Required work - Copy nothing but the text: repeat each entry exactly and drop the images.

▼▼▼

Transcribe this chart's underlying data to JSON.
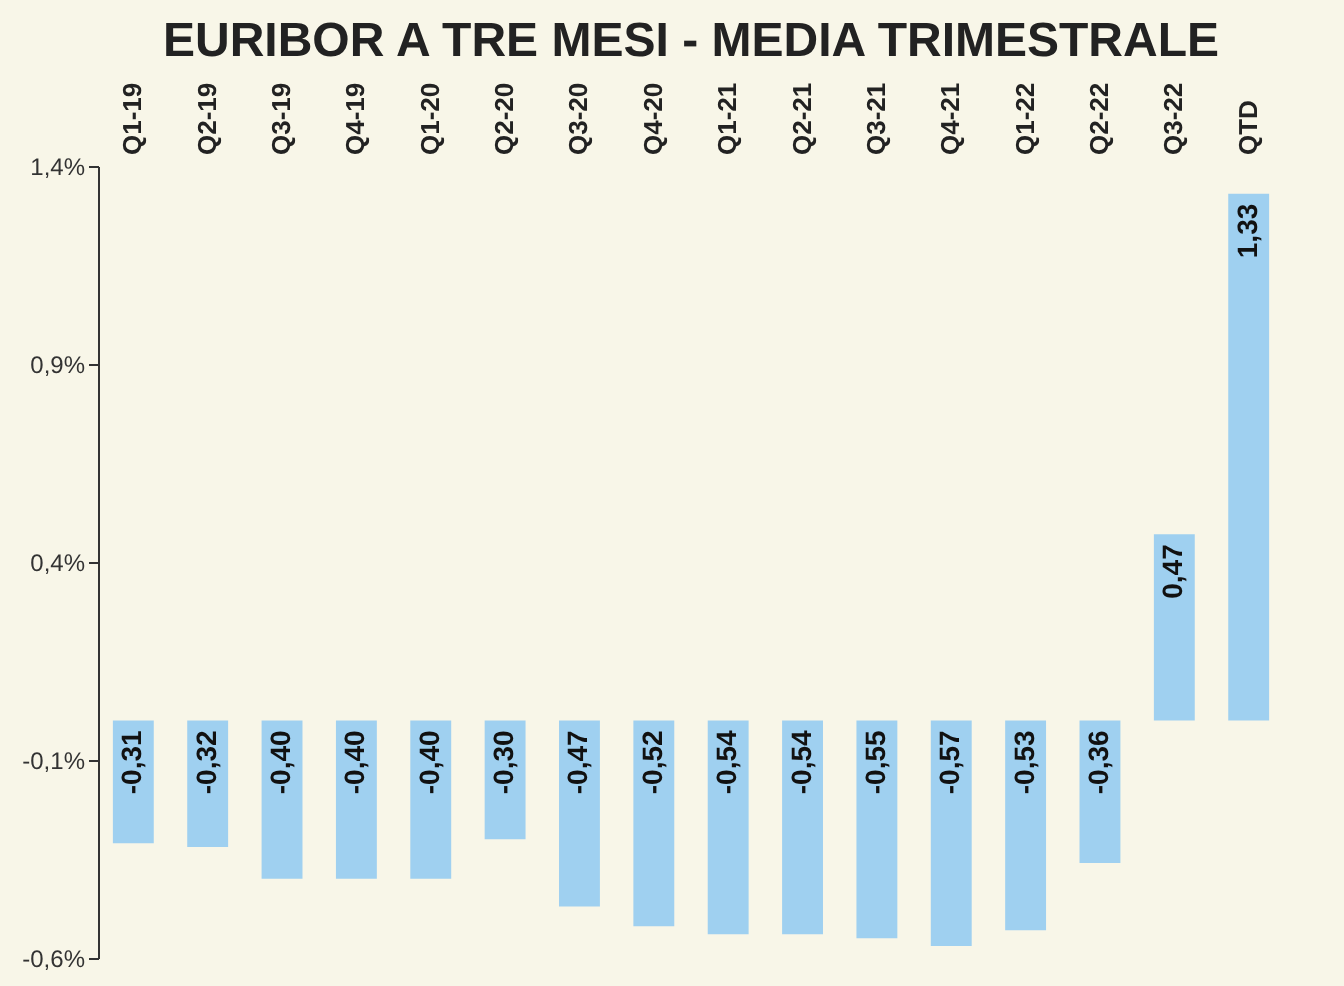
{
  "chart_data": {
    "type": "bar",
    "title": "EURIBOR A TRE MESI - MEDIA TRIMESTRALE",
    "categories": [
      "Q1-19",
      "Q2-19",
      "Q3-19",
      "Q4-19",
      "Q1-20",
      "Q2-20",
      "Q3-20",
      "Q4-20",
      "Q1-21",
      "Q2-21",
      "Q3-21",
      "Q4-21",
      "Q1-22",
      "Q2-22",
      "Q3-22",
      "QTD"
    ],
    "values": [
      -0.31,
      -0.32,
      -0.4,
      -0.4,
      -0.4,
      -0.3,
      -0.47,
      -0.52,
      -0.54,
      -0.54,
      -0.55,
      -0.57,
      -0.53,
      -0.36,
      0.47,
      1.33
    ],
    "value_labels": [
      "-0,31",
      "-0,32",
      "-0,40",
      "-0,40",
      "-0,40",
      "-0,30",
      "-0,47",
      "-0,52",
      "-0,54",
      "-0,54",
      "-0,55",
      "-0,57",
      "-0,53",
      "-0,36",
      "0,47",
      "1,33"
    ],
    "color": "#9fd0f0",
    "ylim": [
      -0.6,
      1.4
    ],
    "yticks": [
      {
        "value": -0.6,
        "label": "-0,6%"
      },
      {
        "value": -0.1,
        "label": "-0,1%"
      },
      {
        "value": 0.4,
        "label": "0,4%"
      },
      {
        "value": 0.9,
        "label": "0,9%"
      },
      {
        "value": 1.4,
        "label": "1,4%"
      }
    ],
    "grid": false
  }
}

▲▲▲

Reply to the task -
Transcribe this chart's underlying data to JSON.
{
  "chart_data": {
    "type": "bar",
    "title": "EURIBOR A TRE MESI - MEDIA TRIMESTRALE",
    "categories": [
      "Q1-19",
      "Q2-19",
      "Q3-19",
      "Q4-19",
      "Q1-20",
      "Q2-20",
      "Q3-20",
      "Q4-20",
      "Q1-21",
      "Q2-21",
      "Q3-21",
      "Q4-21",
      "Q1-22",
      "Q2-22",
      "Q3-22",
      "QTD"
    ],
    "values": [
      -0.31,
      -0.32,
      -0.4,
      -0.4,
      -0.4,
      -0.3,
      -0.47,
      -0.52,
      -0.54,
      -0.54,
      -0.55,
      -0.57,
      -0.53,
      -0.36,
      0.47,
      1.33
    ],
    "value_labels": [
      "-0,31",
      "-0,32",
      "-0,40",
      "-0,40",
      "-0,40",
      "-0,30",
      "-0,47",
      "-0,52",
      "-0,54",
      "-0,54",
      "-0,55",
      "-0,57",
      "-0,53",
      "-0,36",
      "0,47",
      "1,33"
    ],
    "color": "#9fd0f0",
    "ylim": [
      -0.6,
      1.4
    ],
    "yticks": [
      {
        "value": -0.6,
        "label": "-0,6%"
      },
      {
        "value": -0.1,
        "label": "-0,1%"
      },
      {
        "value": 0.4,
        "label": "0,4%"
      },
      {
        "value": 0.9,
        "label": "0,9%"
      },
      {
        "value": 1.4,
        "label": "1,4%"
      }
    ],
    "grid": false
  }
}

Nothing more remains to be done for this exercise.